# [JOB]
Which lines in the records below contain the word "Show"? Copy each one out.

A run of records:
------------------------------------------------------------------------

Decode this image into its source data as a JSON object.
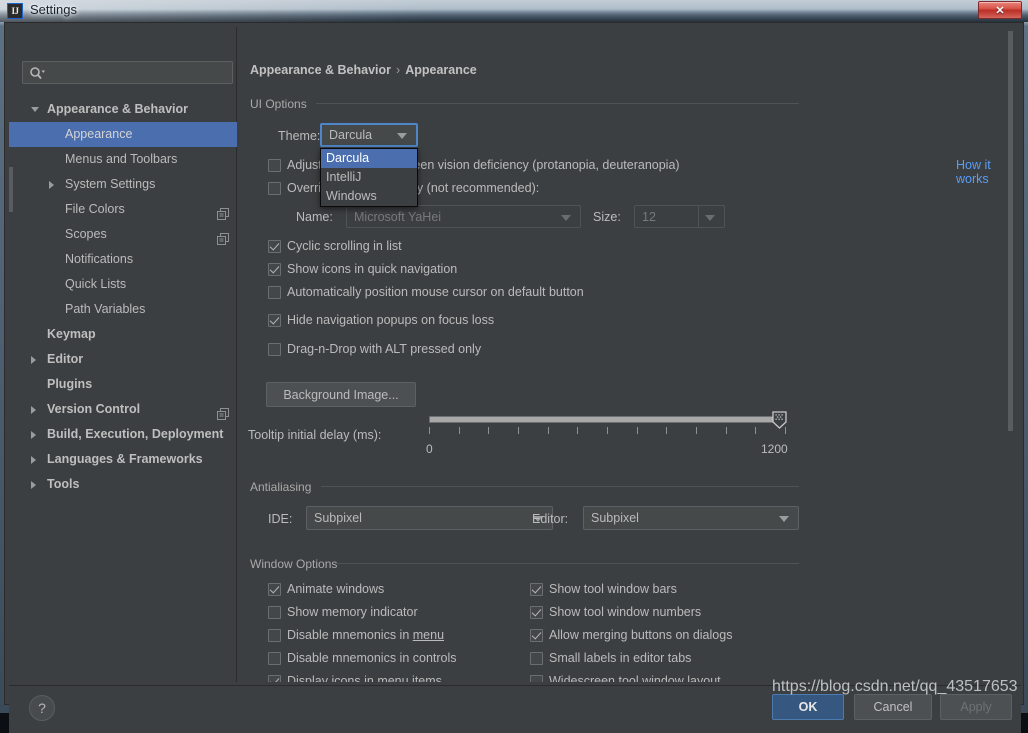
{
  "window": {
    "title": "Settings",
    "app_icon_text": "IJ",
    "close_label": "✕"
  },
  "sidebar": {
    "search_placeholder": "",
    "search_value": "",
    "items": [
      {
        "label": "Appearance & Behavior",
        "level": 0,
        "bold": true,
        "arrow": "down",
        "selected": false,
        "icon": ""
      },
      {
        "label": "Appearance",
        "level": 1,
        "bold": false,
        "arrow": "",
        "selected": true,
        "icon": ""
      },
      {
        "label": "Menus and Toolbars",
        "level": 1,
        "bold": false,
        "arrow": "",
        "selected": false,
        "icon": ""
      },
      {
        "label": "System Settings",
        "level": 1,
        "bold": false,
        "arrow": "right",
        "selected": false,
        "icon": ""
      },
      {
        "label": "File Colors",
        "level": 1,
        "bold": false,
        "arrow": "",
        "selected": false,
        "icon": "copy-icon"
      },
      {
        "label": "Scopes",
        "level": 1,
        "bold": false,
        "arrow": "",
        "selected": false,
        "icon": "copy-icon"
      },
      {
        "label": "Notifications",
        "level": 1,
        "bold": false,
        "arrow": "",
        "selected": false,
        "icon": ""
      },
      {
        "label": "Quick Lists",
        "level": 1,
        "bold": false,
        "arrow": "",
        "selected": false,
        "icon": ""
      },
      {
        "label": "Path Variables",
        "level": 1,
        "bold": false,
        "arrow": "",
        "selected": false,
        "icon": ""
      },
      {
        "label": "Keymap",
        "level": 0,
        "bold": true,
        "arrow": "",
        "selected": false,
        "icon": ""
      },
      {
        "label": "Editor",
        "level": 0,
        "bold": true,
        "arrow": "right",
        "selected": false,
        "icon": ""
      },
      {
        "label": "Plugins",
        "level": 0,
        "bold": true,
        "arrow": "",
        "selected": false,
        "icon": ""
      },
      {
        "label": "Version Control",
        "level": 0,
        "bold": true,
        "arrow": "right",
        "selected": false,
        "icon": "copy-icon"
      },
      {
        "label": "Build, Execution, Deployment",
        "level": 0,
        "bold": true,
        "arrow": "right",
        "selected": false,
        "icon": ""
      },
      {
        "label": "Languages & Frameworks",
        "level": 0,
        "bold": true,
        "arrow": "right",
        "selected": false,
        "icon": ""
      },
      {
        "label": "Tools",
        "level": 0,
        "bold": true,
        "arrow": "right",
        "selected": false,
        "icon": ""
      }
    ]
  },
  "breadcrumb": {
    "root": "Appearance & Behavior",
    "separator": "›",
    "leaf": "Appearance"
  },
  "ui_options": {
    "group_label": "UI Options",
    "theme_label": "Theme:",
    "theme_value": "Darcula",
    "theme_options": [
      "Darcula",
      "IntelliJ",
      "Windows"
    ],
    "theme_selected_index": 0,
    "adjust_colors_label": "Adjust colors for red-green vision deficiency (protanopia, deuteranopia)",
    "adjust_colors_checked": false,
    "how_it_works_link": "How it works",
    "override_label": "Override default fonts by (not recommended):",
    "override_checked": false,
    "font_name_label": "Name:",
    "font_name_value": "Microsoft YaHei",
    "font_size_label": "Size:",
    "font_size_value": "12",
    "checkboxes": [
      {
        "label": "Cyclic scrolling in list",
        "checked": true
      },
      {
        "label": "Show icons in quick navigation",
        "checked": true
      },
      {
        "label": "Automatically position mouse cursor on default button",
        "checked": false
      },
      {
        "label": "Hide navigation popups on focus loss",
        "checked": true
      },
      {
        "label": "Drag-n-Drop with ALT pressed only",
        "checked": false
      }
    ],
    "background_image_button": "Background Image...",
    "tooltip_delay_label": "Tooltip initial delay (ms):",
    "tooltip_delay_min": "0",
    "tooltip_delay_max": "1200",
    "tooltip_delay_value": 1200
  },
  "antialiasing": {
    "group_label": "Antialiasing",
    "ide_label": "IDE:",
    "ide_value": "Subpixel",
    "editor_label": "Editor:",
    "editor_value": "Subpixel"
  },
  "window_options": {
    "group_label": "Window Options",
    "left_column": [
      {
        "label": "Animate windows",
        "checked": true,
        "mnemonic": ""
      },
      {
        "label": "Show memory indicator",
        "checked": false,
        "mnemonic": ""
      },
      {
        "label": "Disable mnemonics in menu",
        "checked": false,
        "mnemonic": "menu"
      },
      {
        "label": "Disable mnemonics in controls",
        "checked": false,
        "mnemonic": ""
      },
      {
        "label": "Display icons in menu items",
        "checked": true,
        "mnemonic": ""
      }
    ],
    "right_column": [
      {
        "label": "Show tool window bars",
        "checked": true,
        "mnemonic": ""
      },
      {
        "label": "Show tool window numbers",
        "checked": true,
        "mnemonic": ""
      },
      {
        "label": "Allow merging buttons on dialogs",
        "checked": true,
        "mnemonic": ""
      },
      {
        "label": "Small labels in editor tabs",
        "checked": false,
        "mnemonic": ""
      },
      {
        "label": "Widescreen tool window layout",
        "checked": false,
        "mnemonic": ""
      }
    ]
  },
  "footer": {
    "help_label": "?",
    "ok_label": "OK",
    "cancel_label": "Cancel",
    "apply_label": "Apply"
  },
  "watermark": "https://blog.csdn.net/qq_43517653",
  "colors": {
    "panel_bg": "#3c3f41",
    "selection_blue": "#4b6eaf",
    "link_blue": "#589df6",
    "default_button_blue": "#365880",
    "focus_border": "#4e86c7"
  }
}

------------------------------------------------------------------------

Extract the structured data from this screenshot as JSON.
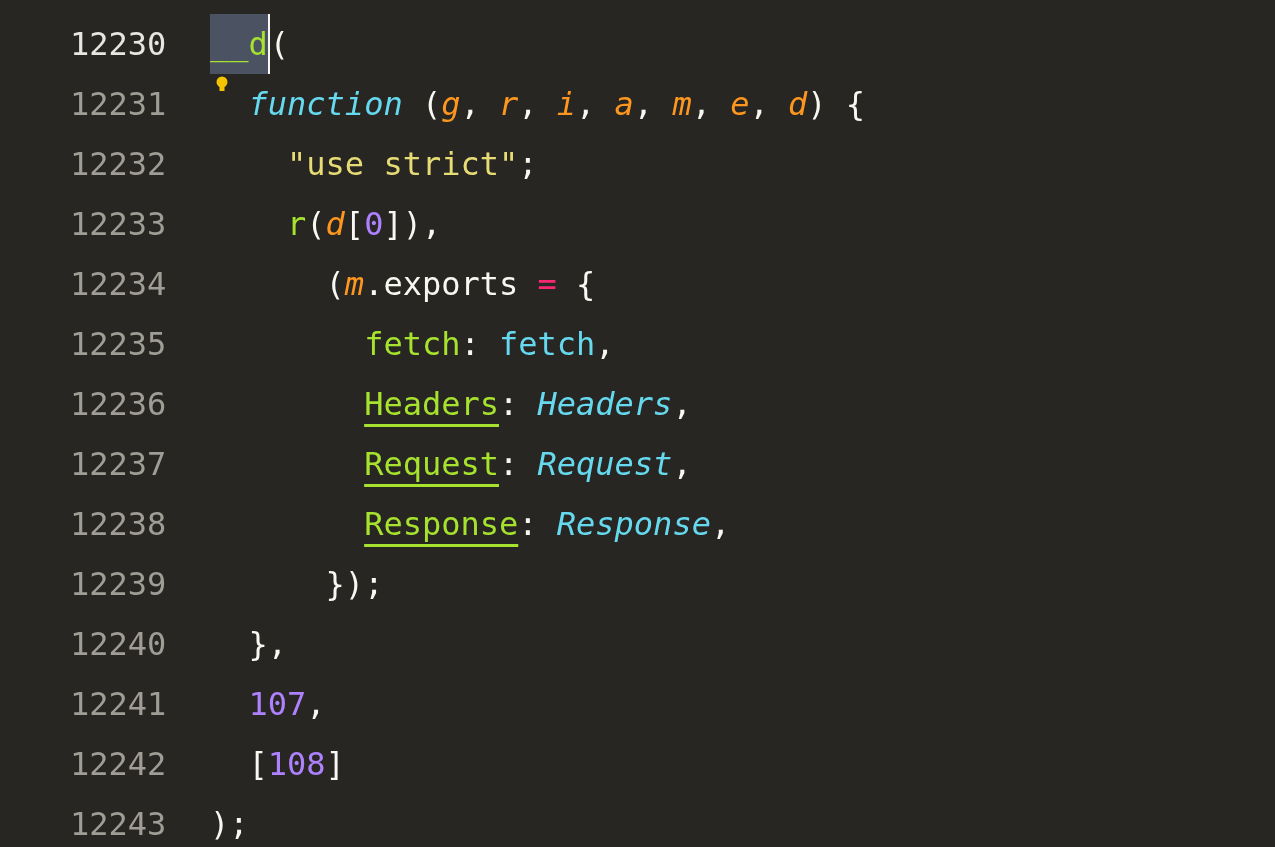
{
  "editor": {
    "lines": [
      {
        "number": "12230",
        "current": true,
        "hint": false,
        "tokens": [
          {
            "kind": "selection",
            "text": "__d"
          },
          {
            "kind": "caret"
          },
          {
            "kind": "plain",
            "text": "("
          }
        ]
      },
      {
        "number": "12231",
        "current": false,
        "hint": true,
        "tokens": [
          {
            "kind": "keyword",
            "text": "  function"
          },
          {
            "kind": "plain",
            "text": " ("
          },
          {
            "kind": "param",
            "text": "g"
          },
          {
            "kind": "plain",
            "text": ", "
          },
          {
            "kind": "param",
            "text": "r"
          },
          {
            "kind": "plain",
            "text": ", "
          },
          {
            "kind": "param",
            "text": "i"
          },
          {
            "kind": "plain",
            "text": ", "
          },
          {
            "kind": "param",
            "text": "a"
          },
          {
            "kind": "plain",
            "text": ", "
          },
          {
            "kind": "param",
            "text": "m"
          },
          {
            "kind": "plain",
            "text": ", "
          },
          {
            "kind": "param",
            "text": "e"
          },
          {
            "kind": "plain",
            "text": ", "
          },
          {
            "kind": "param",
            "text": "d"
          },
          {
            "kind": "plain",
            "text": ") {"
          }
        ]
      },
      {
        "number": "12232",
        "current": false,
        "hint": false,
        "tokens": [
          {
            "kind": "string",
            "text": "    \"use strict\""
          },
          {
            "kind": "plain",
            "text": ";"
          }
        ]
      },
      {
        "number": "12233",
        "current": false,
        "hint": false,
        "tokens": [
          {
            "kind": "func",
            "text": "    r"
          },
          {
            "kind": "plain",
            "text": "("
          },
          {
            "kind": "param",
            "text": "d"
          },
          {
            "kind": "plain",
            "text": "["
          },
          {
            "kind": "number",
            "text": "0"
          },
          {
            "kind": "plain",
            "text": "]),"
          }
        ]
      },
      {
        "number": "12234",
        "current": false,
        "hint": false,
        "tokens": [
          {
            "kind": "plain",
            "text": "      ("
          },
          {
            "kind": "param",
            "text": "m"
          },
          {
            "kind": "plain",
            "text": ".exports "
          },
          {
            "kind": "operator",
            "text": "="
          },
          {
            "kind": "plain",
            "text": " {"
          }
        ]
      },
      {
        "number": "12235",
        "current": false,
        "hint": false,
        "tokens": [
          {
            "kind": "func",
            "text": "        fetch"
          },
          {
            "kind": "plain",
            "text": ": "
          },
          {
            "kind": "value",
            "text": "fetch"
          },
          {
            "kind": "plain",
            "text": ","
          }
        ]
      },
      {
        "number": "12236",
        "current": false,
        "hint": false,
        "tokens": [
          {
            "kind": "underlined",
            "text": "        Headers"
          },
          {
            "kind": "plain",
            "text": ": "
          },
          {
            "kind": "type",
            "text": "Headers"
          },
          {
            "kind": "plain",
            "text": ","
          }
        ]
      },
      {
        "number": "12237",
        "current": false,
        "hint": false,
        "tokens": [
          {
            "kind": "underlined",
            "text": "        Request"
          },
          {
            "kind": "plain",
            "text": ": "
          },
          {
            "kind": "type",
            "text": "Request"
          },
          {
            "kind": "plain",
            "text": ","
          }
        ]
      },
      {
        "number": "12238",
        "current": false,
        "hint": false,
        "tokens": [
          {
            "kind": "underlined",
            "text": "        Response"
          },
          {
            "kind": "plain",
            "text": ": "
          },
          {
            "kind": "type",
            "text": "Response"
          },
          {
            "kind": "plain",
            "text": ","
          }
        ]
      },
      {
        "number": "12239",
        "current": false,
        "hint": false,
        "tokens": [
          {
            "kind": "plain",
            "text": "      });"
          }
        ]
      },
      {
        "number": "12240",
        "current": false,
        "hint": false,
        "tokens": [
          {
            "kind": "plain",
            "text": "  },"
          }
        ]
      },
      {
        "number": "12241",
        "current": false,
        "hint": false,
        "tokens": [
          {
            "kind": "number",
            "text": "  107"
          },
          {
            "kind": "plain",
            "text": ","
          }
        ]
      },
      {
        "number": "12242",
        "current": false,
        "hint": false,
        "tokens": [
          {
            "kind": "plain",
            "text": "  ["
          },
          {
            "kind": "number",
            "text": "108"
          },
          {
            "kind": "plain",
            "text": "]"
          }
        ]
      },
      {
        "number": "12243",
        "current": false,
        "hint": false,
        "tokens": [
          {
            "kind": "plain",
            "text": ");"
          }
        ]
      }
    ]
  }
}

------------------------------------------------------------------------

# [EXERCISE ANSWER]
        "label": "Show icons in quick navigation",
        "label": "Show memory indicator",
        "label": "Show tool window bars",
        "label": "Show tool window numbers",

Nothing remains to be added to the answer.